#### Requirement
Return all of the entries exactly, with nothing added or left out.

#### Stored data

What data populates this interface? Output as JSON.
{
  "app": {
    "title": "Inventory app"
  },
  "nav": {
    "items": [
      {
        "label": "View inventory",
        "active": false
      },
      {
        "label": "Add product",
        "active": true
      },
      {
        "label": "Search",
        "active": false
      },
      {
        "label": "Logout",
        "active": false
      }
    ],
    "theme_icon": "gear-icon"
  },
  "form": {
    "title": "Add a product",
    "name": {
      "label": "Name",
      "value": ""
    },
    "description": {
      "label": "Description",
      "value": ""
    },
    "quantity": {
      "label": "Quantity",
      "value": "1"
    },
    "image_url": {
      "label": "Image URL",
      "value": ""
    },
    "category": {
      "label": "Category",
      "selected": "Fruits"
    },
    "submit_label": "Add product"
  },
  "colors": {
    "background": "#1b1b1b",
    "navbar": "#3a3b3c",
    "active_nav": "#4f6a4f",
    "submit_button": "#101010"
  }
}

#### Task output
What data populates this interface? Output as JSON.
{
  "app": {
    "title": "Inventory app"
  },
  "nav": {
    "items": [
      {
        "label": "View inventory",
        "active": false
      },
      {
        "label": "Add product",
        "active": true
      },
      {
        "label": "Search",
        "active": false
      },
      {
        "label": "Logout",
        "active": false
      }
    ],
    "theme_icon": "gear-icon"
  },
  "form": {
    "title": "Add a product",
    "name": {
      "label": "Name",
      "value": ""
    },
    "description": {
      "label": "Description",
      "value": ""
    },
    "quantity": {
      "label": "Quantity",
      "value": "1"
    },
    "image_url": {
      "label": "Image URL",
      "value": ""
    },
    "category": {
      "label": "Category",
      "selected": "Fruits"
    },
    "submit_label": "Add product"
  },
  "colors": {
    "background": "#1b1b1b",
    "navbar": "#3a3b3c",
    "active_nav": "#4f6a4f",
    "submit_button": "#101010"
  }
}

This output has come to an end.